→ EXERCISE OBJECTIVE
Output the data that follows exactly, line for line.

→ PROVIDED INFORMATION
◆ ◆ ◆ ◆ ◆ ◆ ◆

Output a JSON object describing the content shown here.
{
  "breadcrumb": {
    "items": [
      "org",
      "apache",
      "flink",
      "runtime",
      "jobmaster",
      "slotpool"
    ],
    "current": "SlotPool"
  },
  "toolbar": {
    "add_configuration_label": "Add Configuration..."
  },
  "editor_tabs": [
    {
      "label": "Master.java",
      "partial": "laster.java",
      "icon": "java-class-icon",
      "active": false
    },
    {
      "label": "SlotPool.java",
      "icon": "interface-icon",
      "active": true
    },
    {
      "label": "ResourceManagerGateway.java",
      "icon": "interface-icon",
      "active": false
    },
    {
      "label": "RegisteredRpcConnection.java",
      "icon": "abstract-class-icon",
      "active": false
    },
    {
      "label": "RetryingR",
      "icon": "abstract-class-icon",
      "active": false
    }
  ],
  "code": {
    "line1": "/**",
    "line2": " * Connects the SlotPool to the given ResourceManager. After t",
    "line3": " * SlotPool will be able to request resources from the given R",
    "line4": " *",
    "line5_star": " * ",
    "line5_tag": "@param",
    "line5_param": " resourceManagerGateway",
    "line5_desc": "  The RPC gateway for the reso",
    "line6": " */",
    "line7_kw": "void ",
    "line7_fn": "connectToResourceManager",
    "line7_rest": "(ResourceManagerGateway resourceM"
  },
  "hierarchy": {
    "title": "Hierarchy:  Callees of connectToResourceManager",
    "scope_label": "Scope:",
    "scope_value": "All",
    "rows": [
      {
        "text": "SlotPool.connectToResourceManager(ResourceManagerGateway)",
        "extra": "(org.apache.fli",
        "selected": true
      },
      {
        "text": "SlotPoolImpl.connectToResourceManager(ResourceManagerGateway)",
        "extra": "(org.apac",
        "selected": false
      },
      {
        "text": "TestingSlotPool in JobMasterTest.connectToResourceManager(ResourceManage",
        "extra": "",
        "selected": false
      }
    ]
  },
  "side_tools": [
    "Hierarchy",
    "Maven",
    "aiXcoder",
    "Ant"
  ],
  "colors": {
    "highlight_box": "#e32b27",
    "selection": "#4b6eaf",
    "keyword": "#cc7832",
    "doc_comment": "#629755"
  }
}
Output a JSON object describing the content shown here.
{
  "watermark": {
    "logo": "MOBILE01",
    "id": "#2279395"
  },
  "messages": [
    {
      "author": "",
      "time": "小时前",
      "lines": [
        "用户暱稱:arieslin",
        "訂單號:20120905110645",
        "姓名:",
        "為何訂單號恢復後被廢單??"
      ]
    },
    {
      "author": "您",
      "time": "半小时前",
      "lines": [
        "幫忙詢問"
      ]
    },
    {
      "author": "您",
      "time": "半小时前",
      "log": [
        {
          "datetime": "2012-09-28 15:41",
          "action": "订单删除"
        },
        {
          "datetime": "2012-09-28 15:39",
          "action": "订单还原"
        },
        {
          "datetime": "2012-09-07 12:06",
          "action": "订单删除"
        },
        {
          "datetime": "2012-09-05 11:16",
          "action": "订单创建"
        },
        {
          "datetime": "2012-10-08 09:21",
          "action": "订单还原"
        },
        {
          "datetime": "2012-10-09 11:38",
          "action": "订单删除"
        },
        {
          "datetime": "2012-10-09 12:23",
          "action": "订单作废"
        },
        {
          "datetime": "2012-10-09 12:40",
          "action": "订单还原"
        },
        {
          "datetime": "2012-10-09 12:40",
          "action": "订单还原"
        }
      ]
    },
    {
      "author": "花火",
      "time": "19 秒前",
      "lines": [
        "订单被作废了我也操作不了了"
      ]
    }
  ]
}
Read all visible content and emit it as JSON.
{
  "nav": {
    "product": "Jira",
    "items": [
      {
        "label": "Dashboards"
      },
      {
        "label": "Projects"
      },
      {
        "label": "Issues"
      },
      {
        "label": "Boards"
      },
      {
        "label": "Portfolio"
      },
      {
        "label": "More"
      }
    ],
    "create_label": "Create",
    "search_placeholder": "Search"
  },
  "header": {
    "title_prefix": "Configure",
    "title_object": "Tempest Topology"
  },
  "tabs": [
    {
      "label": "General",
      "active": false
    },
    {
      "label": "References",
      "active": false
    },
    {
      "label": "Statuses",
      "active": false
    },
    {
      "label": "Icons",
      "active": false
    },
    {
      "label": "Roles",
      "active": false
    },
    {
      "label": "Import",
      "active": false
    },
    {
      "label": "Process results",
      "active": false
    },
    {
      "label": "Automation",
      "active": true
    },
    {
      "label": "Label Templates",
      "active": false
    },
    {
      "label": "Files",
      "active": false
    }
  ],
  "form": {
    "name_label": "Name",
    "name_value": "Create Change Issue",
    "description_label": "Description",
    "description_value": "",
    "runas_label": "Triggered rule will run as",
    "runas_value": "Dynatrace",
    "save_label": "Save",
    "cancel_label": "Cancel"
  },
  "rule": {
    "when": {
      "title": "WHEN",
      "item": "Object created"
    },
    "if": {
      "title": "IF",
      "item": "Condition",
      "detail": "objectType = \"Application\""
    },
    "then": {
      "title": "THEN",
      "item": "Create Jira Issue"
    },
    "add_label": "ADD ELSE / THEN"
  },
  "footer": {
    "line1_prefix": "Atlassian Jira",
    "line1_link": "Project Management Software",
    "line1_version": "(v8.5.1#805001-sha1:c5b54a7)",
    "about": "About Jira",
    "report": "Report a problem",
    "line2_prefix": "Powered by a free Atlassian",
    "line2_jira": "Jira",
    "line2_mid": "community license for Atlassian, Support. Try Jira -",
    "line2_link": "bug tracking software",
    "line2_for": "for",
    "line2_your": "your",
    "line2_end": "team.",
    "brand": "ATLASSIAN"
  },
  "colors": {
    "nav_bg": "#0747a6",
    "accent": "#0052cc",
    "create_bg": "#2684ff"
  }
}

◆ ◆ ◆ ◆ ◆ ◆ ◆

→ SOLUTION BELOW
Output a JSON object describing the content shown here.
{
  "breadcrumb": {
    "items": [
      "org",
      "apache",
      "flink",
      "runtime",
      "jobmaster",
      "slotpool"
    ],
    "current": "SlotPool"
  },
  "toolbar": {
    "add_configuration_label": "Add Configuration..."
  },
  "editor_tabs": [
    {
      "label": "Master.java",
      "partial": "laster.java",
      "icon": "java-class-icon",
      "active": false
    },
    {
      "label": "SlotPool.java",
      "icon": "interface-icon",
      "active": true
    },
    {
      "label": "ResourceManagerGateway.java",
      "icon": "interface-icon",
      "active": false
    },
    {
      "label": "RegisteredRpcConnection.java",
      "icon": "abstract-class-icon",
      "active": false
    },
    {
      "label": "RetryingR",
      "icon": "abstract-class-icon",
      "active": false
    }
  ],
  "code": {
    "line1": "/**",
    "line2": " * Connects the SlotPool to the given ResourceManager. After t",
    "line3": " * SlotPool will be able to request resources from the given R",
    "line4": " *",
    "line5_star": " * ",
    "line5_tag": "@param",
    "line5_param": " resourceManagerGateway",
    "line5_desc": "  The RPC gateway for the reso",
    "line6": " */",
    "line7_kw": "void ",
    "line7_fn": "connectToResourceManager",
    "line7_rest": "(ResourceManagerGateway resourceM"
  },
  "hierarchy": {
    "title": "Hierarchy:  Callees of connectToResourceManager",
    "scope_label": "Scope:",
    "scope_value": "All",
    "rows": [
      {
        "text": "SlotPool.connectToResourceManager(ResourceManagerGateway)",
        "extra": "(org.apache.fli",
        "selected": true
      },
      {
        "text": "SlotPoolImpl.connectToResourceManager(ResourceManagerGateway)",
        "extra": "(org.apac",
        "selected": false
      },
      {
        "text": "TestingSlotPool in JobMasterTest.connectToResourceManager(ResourceManage",
        "extra": "",
        "selected": false
      }
    ]
  },
  "side_tools": [
    "Hierarchy",
    "Maven",
    "aiXcoder",
    "Ant"
  ],
  "colors": {
    "highlight_box": "#e32b27",
    "selection": "#4b6eaf",
    "keyword": "#cc7832",
    "doc_comment": "#629755"
  }
}
Output a JSON object describing the content shown here.
{
  "watermark": {
    "logo": "MOBILE01",
    "id": "#2279395"
  },
  "messages": [
    {
      "author": "",
      "time": "小时前",
      "lines": [
        "用户暱稱:arieslin",
        "訂單號:20120905110645",
        "姓名:",
        "為何訂單號恢復後被廢單??"
      ]
    },
    {
      "author": "您",
      "time": "半小时前",
      "lines": [
        "幫忙詢問"
      ]
    },
    {
      "author": "您",
      "time": "半小时前",
      "log": [
        {
          "datetime": "2012-09-28 15:41",
          "action": "订单删除"
        },
        {
          "datetime": "2012-09-28 15:39",
          "action": "订单还原"
        },
        {
          "datetime": "2012-09-07 12:06",
          "action": "订单删除"
        },
        {
          "datetime": "2012-09-05 11:16",
          "action": "订单创建"
        },
        {
          "datetime": "2012-10-08 09:21",
          "action": "订单还原"
        },
        {
          "datetime": "2012-10-09 11:38",
          "action": "订单删除"
        },
        {
          "datetime": "2012-10-09 12:23",
          "action": "订单作废"
        },
        {
          "datetime": "2012-10-09 12:40",
          "action": "订单还原"
        },
        {
          "datetime": "2012-10-09 12:40",
          "action": "订单还原"
        }
      ]
    },
    {
      "author": "花火",
      "time": "19 秒前",
      "lines": [
        "订单被作废了我也操作不了了"
      ]
    }
  ]
}
Read all visible content and emit it as JSON.
{
  "nav": {
    "product": "Jira",
    "items": [
      {
        "label": "Dashboards"
      },
      {
        "label": "Projects"
      },
      {
        "label": "Issues"
      },
      {
        "label": "Boards"
      },
      {
        "label": "Portfolio"
      },
      {
        "label": "More"
      }
    ],
    "create_label": "Create",
    "search_placeholder": "Search"
  },
  "header": {
    "title_prefix": "Configure",
    "title_object": "Tempest Topology"
  },
  "tabs": [
    {
      "label": "General",
      "active": false
    },
    {
      "label": "References",
      "active": false
    },
    {
      "label": "Statuses",
      "active": false
    },
    {
      "label": "Icons",
      "active": false
    },
    {
      "label": "Roles",
      "active": false
    },
    {
      "label": "Import",
      "active": false
    },
    {
      "label": "Process results",
      "active": false
    },
    {
      "label": "Automation",
      "active": true
    },
    {
      "label": "Label Templates",
      "active": false
    },
    {
      "label": "Files",
      "active": false
    }
  ],
  "form": {
    "name_label": "Name",
    "name_value": "Create Change Issue",
    "description_label": "Description",
    "description_value": "",
    "runas_label": "Triggered rule will run as",
    "runas_value": "Dynatrace",
    "save_label": "Save",
    "cancel_label": "Cancel"
  },
  "rule": {
    "when": {
      "title": "WHEN",
      "item": "Object created"
    },
    "if": {
      "title": "IF",
      "item": "Condition",
      "detail": "objectType = \"Application\""
    },
    "then": {
      "title": "THEN",
      "item": "Create Jira Issue"
    },
    "add_label": "ADD ELSE / THEN"
  },
  "footer": {
    "line1_prefix": "Atlassian Jira",
    "line1_link": "Project Management Software",
    "line1_version": "(v8.5.1#805001-sha1:c5b54a7)",
    "about": "About Jira",
    "report": "Report a problem",
    "line2_prefix": "Powered by a free Atlassian",
    "line2_jira": "Jira",
    "line2_mid": "community license for Atlassian, Support. Try Jira -",
    "line2_link": "bug tracking software",
    "line2_for": "for",
    "line2_your": "your",
    "line2_end": "team.",
    "brand": "ATLASSIAN"
  },
  "colors": {
    "nav_bg": "#0747a6",
    "accent": "#0052cc",
    "create_bg": "#2684ff"
  }
}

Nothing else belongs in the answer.